Wherever "data" appears in a line, list that line.
>> START Exercise material
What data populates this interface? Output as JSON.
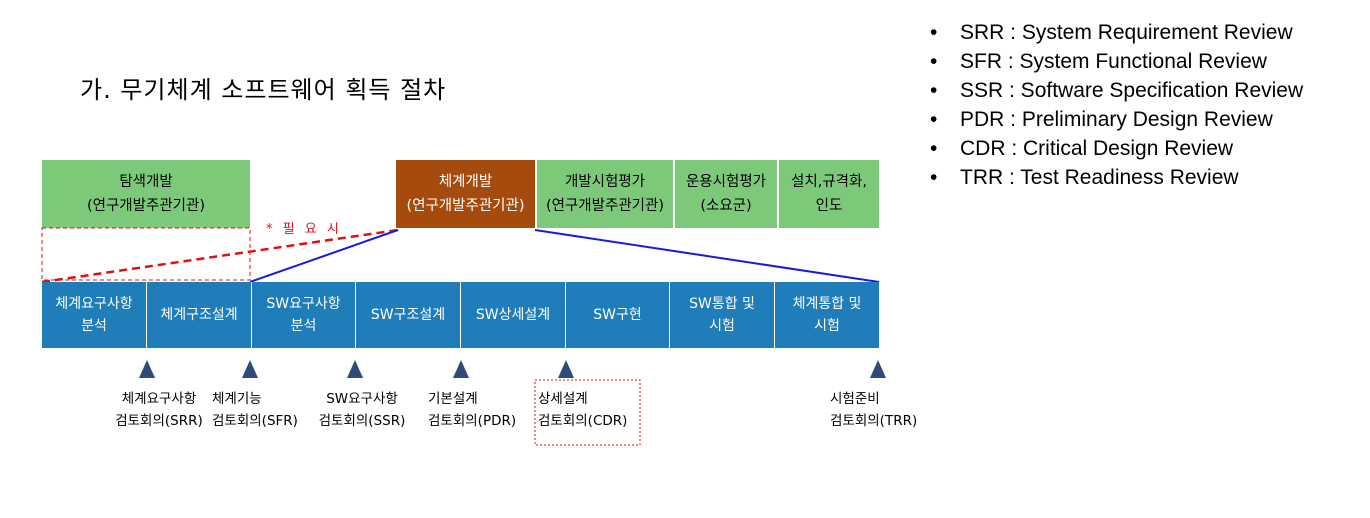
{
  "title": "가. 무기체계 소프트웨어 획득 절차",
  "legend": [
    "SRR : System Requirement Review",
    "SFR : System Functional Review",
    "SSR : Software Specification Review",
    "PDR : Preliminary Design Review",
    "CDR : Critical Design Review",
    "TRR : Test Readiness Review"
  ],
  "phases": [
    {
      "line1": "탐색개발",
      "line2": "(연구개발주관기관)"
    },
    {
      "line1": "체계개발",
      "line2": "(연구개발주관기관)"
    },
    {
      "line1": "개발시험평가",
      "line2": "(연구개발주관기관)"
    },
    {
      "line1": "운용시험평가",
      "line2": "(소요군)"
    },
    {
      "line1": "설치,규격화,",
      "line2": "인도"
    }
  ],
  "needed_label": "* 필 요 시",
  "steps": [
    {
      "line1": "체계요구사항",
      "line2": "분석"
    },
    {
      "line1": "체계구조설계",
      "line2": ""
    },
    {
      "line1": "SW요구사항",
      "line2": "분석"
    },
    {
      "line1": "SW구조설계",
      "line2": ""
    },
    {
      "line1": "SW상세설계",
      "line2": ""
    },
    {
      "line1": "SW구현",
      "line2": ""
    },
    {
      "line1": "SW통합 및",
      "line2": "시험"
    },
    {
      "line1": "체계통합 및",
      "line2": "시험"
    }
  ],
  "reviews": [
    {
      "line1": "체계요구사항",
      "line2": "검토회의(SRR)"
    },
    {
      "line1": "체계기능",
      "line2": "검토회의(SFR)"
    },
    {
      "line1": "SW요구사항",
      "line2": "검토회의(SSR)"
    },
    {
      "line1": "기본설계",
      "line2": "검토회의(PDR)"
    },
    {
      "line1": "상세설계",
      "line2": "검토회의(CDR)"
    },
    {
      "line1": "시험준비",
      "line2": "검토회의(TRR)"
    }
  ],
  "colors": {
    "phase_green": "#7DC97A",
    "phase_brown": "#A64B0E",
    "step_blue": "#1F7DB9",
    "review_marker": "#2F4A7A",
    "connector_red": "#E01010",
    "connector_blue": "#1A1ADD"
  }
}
>> END Exercise material
>> START Exercise material
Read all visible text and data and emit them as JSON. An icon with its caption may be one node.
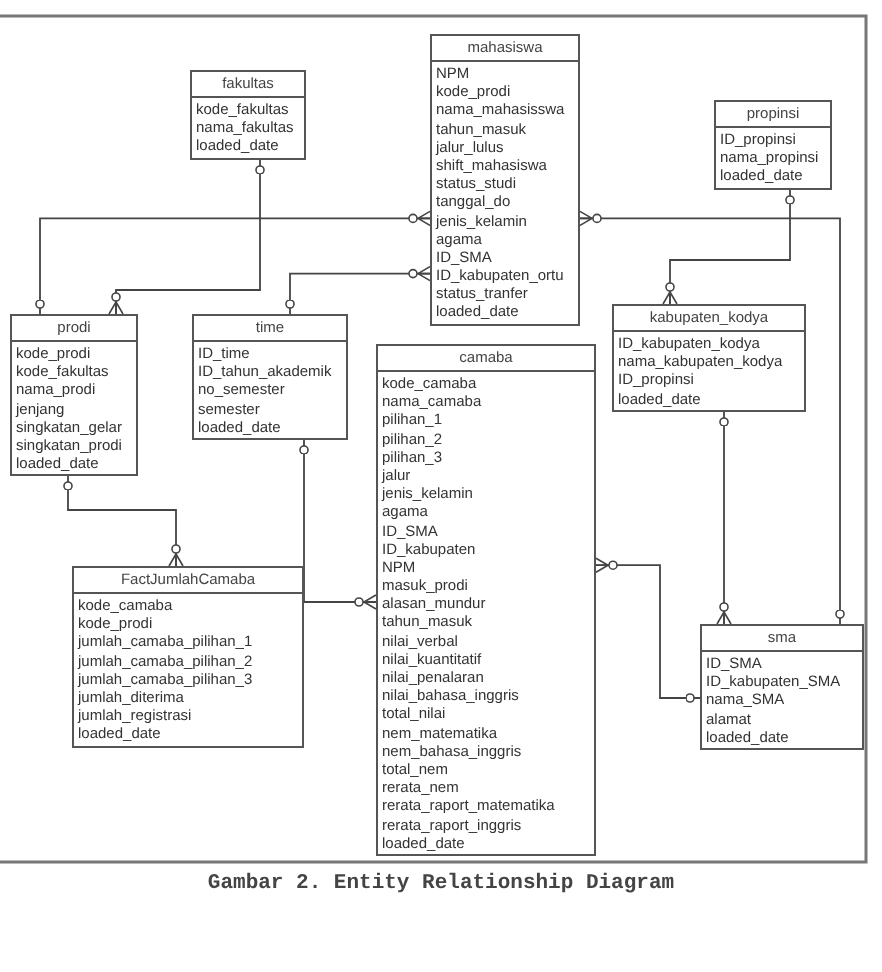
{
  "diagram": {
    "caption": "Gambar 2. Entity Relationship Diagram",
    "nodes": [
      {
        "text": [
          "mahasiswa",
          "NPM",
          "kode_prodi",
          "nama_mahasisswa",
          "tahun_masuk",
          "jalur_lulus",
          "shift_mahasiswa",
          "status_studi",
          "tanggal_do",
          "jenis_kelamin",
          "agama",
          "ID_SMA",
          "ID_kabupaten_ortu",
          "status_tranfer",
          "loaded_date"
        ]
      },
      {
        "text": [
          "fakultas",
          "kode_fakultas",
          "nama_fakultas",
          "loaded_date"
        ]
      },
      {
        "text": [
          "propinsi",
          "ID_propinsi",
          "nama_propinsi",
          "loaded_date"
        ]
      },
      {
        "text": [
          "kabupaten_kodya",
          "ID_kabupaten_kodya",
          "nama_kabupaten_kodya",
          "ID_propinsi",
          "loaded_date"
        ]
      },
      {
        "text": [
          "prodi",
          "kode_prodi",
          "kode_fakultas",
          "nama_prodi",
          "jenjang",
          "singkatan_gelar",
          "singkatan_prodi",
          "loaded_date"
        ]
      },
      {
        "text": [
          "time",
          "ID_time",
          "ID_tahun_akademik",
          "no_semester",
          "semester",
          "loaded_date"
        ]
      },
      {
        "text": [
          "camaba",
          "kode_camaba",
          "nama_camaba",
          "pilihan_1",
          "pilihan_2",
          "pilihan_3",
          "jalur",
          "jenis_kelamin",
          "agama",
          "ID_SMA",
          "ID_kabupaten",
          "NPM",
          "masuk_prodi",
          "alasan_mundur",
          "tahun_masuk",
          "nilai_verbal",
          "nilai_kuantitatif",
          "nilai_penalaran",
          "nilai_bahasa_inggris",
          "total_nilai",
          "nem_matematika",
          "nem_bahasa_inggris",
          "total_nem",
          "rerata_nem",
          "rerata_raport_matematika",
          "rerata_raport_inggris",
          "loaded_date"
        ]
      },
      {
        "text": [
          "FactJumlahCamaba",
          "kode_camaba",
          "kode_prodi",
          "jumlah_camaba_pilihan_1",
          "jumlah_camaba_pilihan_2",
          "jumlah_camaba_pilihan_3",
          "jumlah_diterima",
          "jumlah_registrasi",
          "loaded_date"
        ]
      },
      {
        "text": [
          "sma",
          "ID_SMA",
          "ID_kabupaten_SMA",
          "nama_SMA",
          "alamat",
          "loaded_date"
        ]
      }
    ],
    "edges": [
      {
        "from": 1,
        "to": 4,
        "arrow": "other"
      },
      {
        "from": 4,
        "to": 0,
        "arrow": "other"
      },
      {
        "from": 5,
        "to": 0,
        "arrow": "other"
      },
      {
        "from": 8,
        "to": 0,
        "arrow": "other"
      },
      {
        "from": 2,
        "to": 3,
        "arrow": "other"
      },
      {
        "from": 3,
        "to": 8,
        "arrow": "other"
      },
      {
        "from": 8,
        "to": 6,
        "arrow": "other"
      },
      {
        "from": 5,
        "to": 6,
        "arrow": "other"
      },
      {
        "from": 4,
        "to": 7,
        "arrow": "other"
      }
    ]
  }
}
>> END Exercise material
__Expected answer__
What data populates this interface? Output as JSON.
Read all visible text and data and emit them as JSON. An icon with its caption may be one node.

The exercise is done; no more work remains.